(Data entries)
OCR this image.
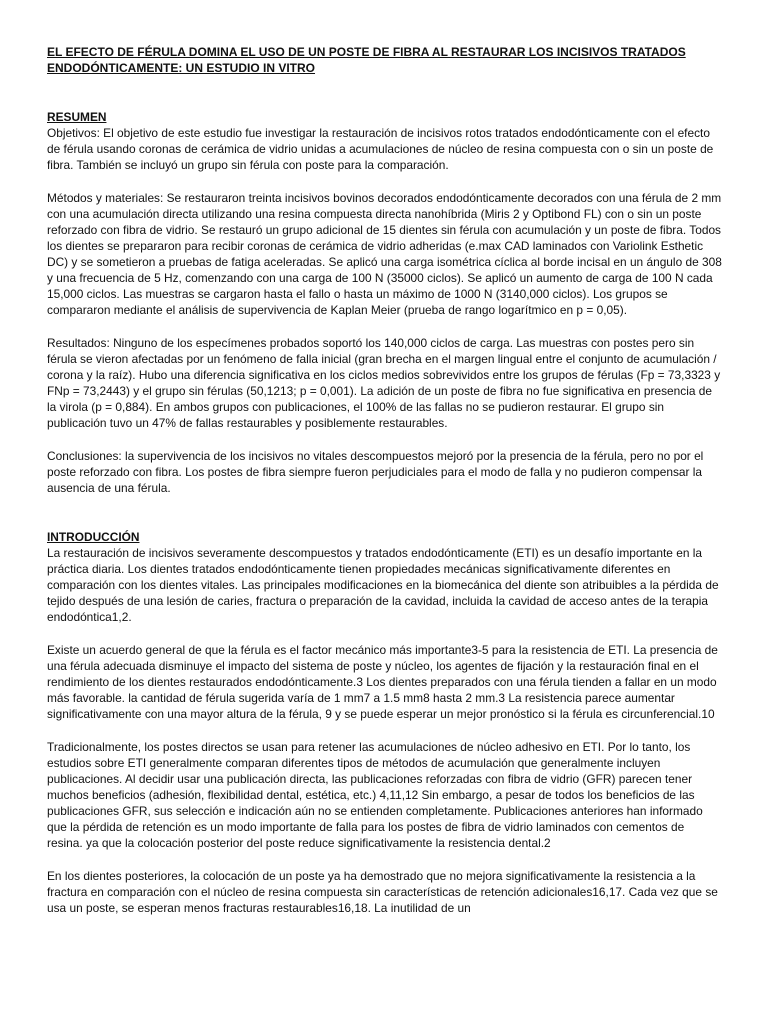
EL EFECTO DE FÉRULA DOMINA EL USO DE UN POSTE DE FIBRA AL RESTAURAR LOS INCISIVOS TRATADOS ENDODÓNTICAMENTE: UN ESTUDIO IN VITRO
RESUMEN

Objetivos: El objetivo de este estudio fue investigar la restauración de incisivos rotos tratados endodónticamente con el efecto de férula usando coronas de cerámica de vidrio unidas a acumulaciones de núcleo de resina compuesta con o sin un poste de fibra. También se incluyó un grupo sin férula con poste para la comparación.

Métodos y materiales: Se restauraron treinta incisivos bovinos decorados endodónticamente decorados con una férula de 2 mm con una acumulación directa utilizando una resina compuesta directa nanohíbrida (Miris 2 y Optibond FL) con o sin un poste reforzado con fibra de vidrio. Se restauró un grupo adicional de 15 dientes sin férula con acumulación y un poste de fibra. Todos los dientes se prepararon para recibir coronas de cerámica de vidrio adheridas (e.max CAD laminados con Variolink Esthetic DC) y se sometieron a pruebas de fatiga aceleradas. Se aplicó una carga isométrica cíclica al borde incisal en un ángulo de 308 y una frecuencia de 5 Hz, comenzando con una carga de 100 N (35000 ciclos). Se aplicó un aumento de carga de 100 N cada 15,000 ciclos. Las muestras se cargaron hasta el fallo o hasta un máximo de 1000 N (3140,000 ciclos). Los grupos se compararon mediante el análisis de supervivencia de Kaplan Meier (prueba de rango logarítmico en p = 0,05).

Resultados: Ninguno de los especímenes probados soportó los 140,000 ciclos de carga. Las muestras con postes pero sin férula se vieron afectadas por un fenómeno de falla inicial (gran brecha en el margen lingual entre el conjunto de acumulación / corona y la raíz). Hubo una diferencia significativa en los ciclos medios sobrevividos entre los grupos de férulas (Fp = 73,3323 y FNp = 73,2443) y el grupo sin férulas (50,1213; p = 0,001). La adición de un poste de fibra no fue significativa en presencia de la virola (p = 0,884). En ambos grupos con publicaciones, el 100% de las fallas no se pudieron restaurar. El grupo sin publicación tuvo un 47% de fallas restaurables y posiblemente restaurables.

Conclusiones: la supervivencia de los incisivos no vitales descompuestos mejoró por la presencia de la férula, pero no por el poste reforzado con fibra. Los postes de fibra siempre fueron perjudiciales para el modo de falla y no pudieron compensar la ausencia de una férula.

INTRODUCCIÓN

La restauración de incisivos severamente descompuestos y tratados endodónticamente (ETI) es un desafío importante en la práctica diaria. Los dientes tratados endodónticamente tienen propiedades mecánicas significativamente diferentes en comparación con los dientes vitales. Las principales modificaciones en la biomecánica del diente son atribuibles a la pérdida de tejido después de una lesión de caries, fractura o preparación de la cavidad, incluida la cavidad de acceso antes de la terapia endodóntica1,2.

Existe un acuerdo general de que la férula es el factor mecánico más importante3-5 para la resistencia de ETI. La presencia de una férula adecuada disminuye el impacto del sistema de poste y núcleo, los agentes de fijación y la restauración final en el rendimiento de los dientes restaurados endodónticamente.3 Los dientes preparados con una férula tienden a fallar en un modo más favorable. la cantidad de férula sugerida varía de 1 mm7 a 1.5 mm8 hasta 2 mm.3 La resistencia parece aumentar significativamente con una mayor altura de la férula, 9 y se puede esperar un mejor pronóstico si la férula es circunferencial.10

Tradicionalmente, los postes directos se usan para retener las acumulaciones de núcleo adhesivo en ETI. Por lo tanto, los estudios sobre ETI generalmente comparan diferentes tipos de métodos de acumulación que generalmente incluyen publicaciones. Al decidir usar una publicación directa, las publicaciones reforzadas con fibra de vidrio (GFR) parecen tener muchos beneficios (adhesión, flexibilidad dental, estética, etc.) 4,11,12 Sin embargo, a pesar de todos los beneficios de las publicaciones GFR, sus selección e indicación aún no se entienden completamente. Publicaciones anteriores han informado que la pérdida de retención es un modo importante de falla para los postes de fibra de vidrio laminados con cementos de resina. ya que la colocación posterior del poste reduce significativamente la resistencia dental.2

En los dientes posteriores, la colocación de un poste ya ha demostrado que no mejora significativamente la resistencia a la fractura en comparación con el núcleo de resina compuesta sin características de retención adicionales16,17. Cada vez que se usa un poste, se esperan menos fracturas restaurables16,18. La inutilidad de un
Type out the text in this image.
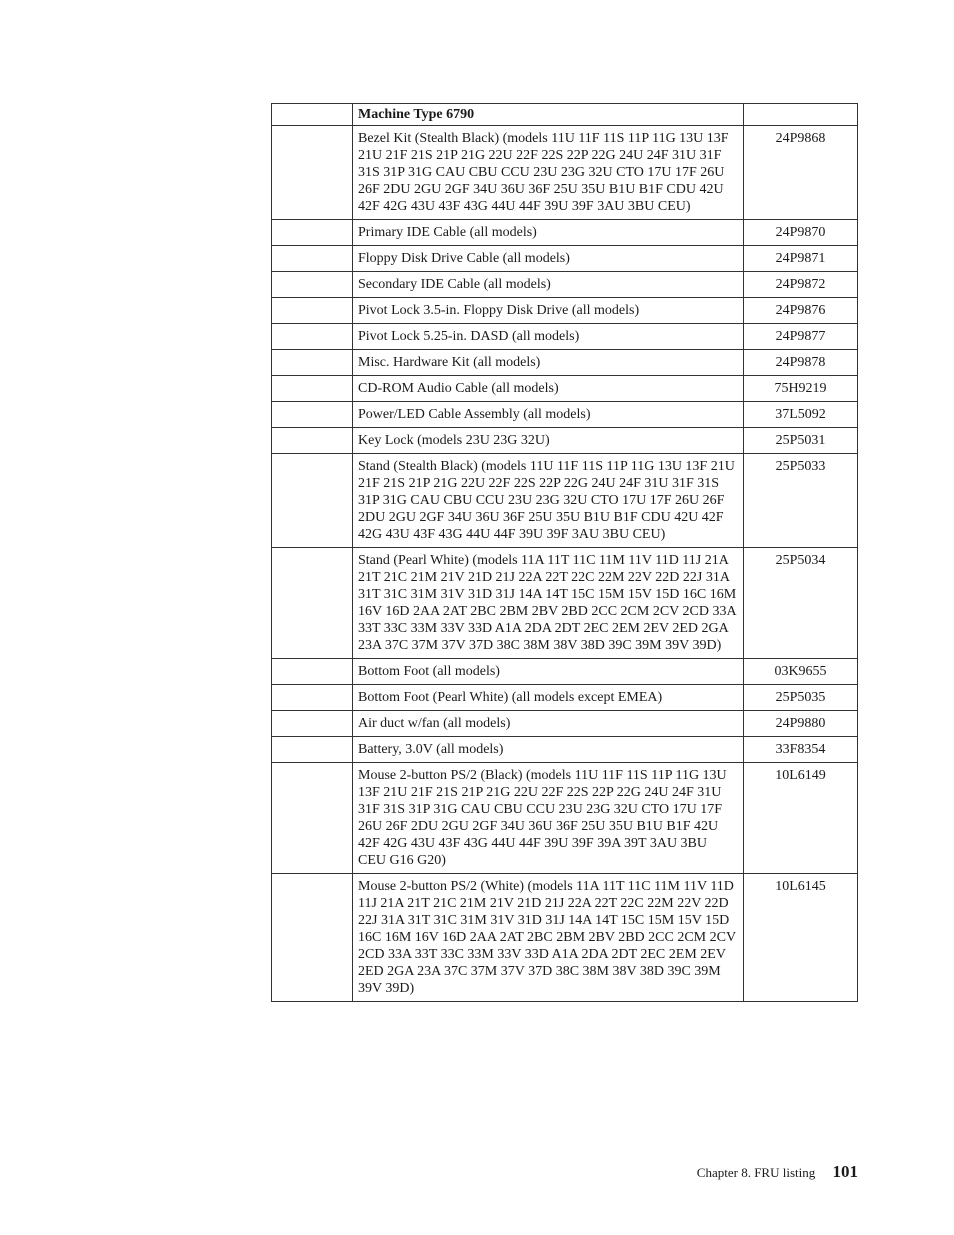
	Machine Type 6790	
	Bezel Kit (Stealth Black) (models 11U 11F 11S 11P 11G 13U 13F 21U 21F 21S 21P 21G 22U 22F 22S 22P 22G 24U 24F 31U 31F 31S 31P 31G CAU CBU CCU 23U 23G 32U CTO 17U 17F 26U 26F 2DU 2GU 2GF 34U 36U 36F 25U 35U B1U B1F CDU 42U 42F 42G 43U 43F 43G 44U 44F 39U 39F 3AU 3BU CEU)	24P9868
	Primary IDE Cable (all models)	24P9870
	Floppy Disk Drive Cable (all models)	24P9871
	Secondary IDE Cable (all models)	24P9872
	Pivot Lock 3.5-in. Floppy Disk Drive (all models)	24P9876
	Pivot Lock 5.25-in. DASD (all models)	24P9877
	Misc. Hardware Kit (all models)	24P9878
	CD-ROM Audio Cable (all models)	75H9219
	Power/LED Cable Assembly (all models)	37L5092
	Key Lock (models 23U 23G 32U)	25P5031
	Stand (Stealth Black) (models 11U 11F 11S 11P 11G 13U 13F 21U 21F 21S 21P 21G 22U 22F 22S 22P 22G 24U 24F 31U 31F 31S 31P 31G CAU CBU CCU 23U 23G 32U CTO 17U 17F 26U 26F 2DU 2GU 2GF 34U 36U 36F 25U 35U B1U B1F CDU 42U 42F 42G 43U 43F 43G 44U 44F 39U 39F 3AU 3BU CEU)	25P5033
	Stand (Pearl White) (models 11A 11T 11C 11M 11V 11D 11J 21A 21T 21C 21M 21V 21D 21J 22A 22T 22C 22M 22V 22D 22J 31A 31T 31C 31M 31V 31D 31J 14A 14T 15C 15M 15V 15D 16C 16M 16V 16D 2AA 2AT 2BC 2BM 2BV 2BD 2CC 2CM 2CV 2CD 33A 33T 33C 33M 33V 33D A1A 2DA 2DT 2EC 2EM 2EV 2ED 2GA 23A 37C 37M 37V 37D 38C 38M 38V 38D 39C 39M 39V 39D)	25P5034
	Bottom Foot (all models)	03K9655
	Bottom Foot (Pearl White) (all models except EMEA)	25P5035
	Air duct w/fan (all models)	24P9880
	Battery, 3.0V (all models)	33F8354
	Mouse 2-button PS/2 (Black) (models 11U 11F 11S 11P 11G 13U 13F 21U 21F 21S 21P 21G 22U 22F 22S 22P 22G 24U 24F 31U 31F 31S 31P 31G CAU CBU CCU 23U 23G 32U CTO 17U 17F 26U 26F 2DU 2GU 2GF 34U 36U 36F 25U 35U B1U B1F 42U 42F 42G 43U 43F 43G 44U 44F 39U 39F 39A 39T 3AU 3BU CEU G16 G20)	10L6149
	Mouse 2-button PS/2 (White) (models 11A 11T 11C 11M 11V 11D 11J 21A 21T 21C 21M 21V 21D 21J 22A 22T 22C 22M 22V 22D 22J 31A 31T 31C 31M 31V 31D 31J 14A 14T 15C 15M 15V 15D 16C 16M 16V 16D 2AA 2AT 2BC 2BM 2BV 2BD 2CC 2CM 2CV 2CD 33A 33T 33C 33M 33V 33D A1A 2DA 2DT 2EC 2EM 2EV 2ED 2GA 23A 37C 37M 37V 37D 38C 38M 38V 38D 39C 39M 39V 39D)	10L6145
Chapter 8. FRU listing 101
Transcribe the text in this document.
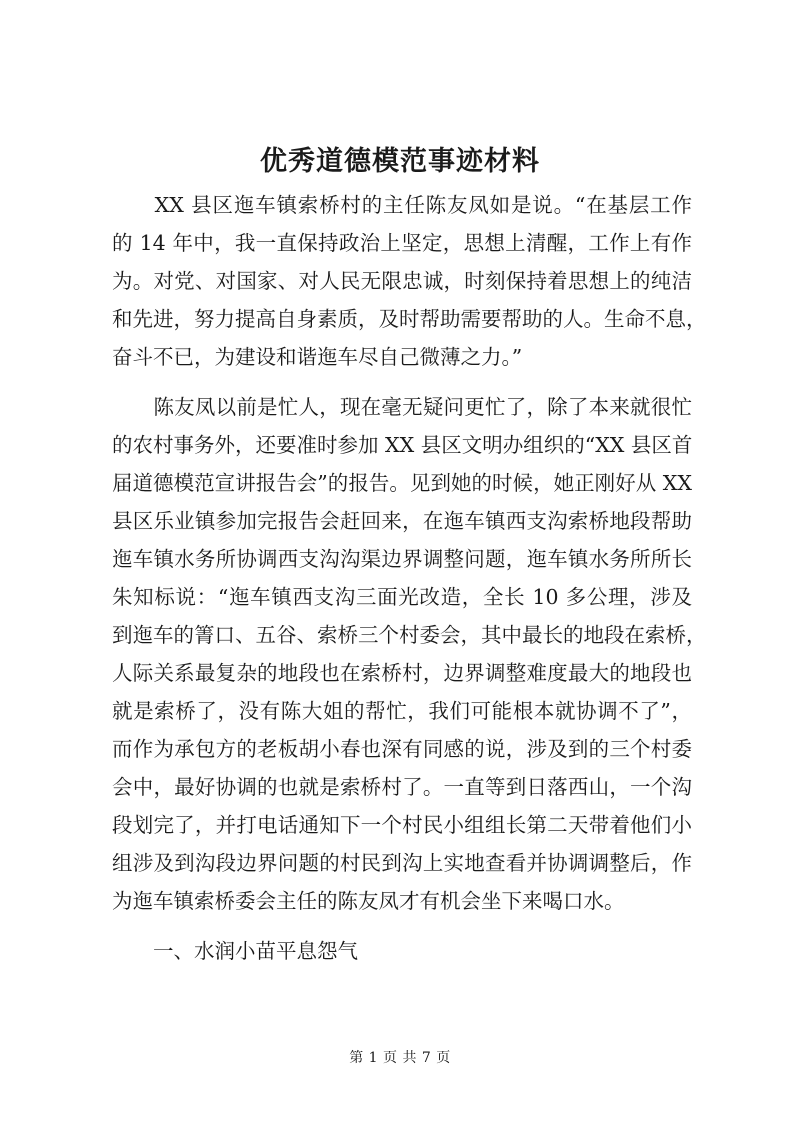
优秀道德模范事迹材料
　　XX 县区迤车镇索桥村的主任陈友凤如是说。“在基层工作
的 14 年中，我一直保持政治上坚定，思想上清醒，工作上有作
为。对党、对国家、对人民无限忠诚，时刻保持着思想上的纯洁
和先进，努力提高自身素质，及时帮助需要帮助的人。生命不息，
奋斗不已，为建设和谐迤车尽自己微薄之力。”
　　陈友凤以前是忙人，现在毫无疑问更忙了，除了本来就很忙
的农村事务外，还要准时参加 XX 县区文明办组织的“XX 县区首
届道德模范宣讲报告会”的报告。见到她的时候，她正刚好从 XX
县区乐业镇参加完报告会赶回来，在迤车镇西支沟索桥地段帮助
迤车镇水务所协调西支沟沟渠边界调整问题，迤车镇水务所所长
朱知标说：“迤车镇西支沟三面光改造，全长 10 多公理，涉及
到迤车的箐口、五谷、索桥三个村委会，其中最长的地段在索桥，
人际关系最复杂的地段也在索桥村，边界调整难度最大的地段也
就是索桥了，没有陈大姐的帮忙，我们可能根本就协调不了”，
而作为承包方的老板胡小春也深有同感的说，涉及到的三个村委
会中，最好协调的也就是索桥村了。一直等到日落西山，一个沟
段划完了，并打电话通知下一个村民小组组长第二天带着他们小
组涉及到沟段边界问题的村民到沟上实地查看并协调调整后，作
为迤车镇索桥委会主任的陈友凤才有机会坐下来喝口水。
　　一、水润小苗平息怨气
第 1 页 共 7 页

• Stated problem
Everything from the line with "Transcribe the text in this document." through the final line of the records above should be written out exactly, minus the pictures.

• Answer to this problem
Transcribe the text in this document.
优秀道德模范事迹材料
　　XX 县区迤车镇索桥村的主任陈友凤如是说。“在基层工作
的 14 年中，我一直保持政治上坚定，思想上清醒，工作上有作
为。对党、对国家、对人民无限忠诚，时刻保持着思想上的纯洁
和先进，努力提高自身素质，及时帮助需要帮助的人。生命不息，
奋斗不已，为建设和谐迤车尽自己微薄之力。”
　　陈友凤以前是忙人，现在毫无疑问更忙了，除了本来就很忙
的农村事务外，还要准时参加 XX 县区文明办组织的“XX 县区首
届道德模范宣讲报告会”的报告。见到她的时候，她正刚好从 XX
县区乐业镇参加完报告会赶回来，在迤车镇西支沟索桥地段帮助
迤车镇水务所协调西支沟沟渠边界调整问题，迤车镇水务所所长
朱知标说：“迤车镇西支沟三面光改造，全长 10 多公理，涉及
到迤车的箐口、五谷、索桥三个村委会，其中最长的地段在索桥，
人际关系最复杂的地段也在索桥村，边界调整难度最大的地段也
就是索桥了，没有陈大姐的帮忙，我们可能根本就协调不了”，
而作为承包方的老板胡小春也深有同感的说，涉及到的三个村委
会中，最好协调的也就是索桥村了。一直等到日落西山，一个沟
段划完了，并打电话通知下一个村民小组组长第二天带着他们小
组涉及到沟段边界问题的村民到沟上实地查看并协调调整后，作
为迤车镇索桥委会主任的陈友凤才有机会坐下来喝口水。
　　一、水润小苗平息怨气
第 1 页 共 7 页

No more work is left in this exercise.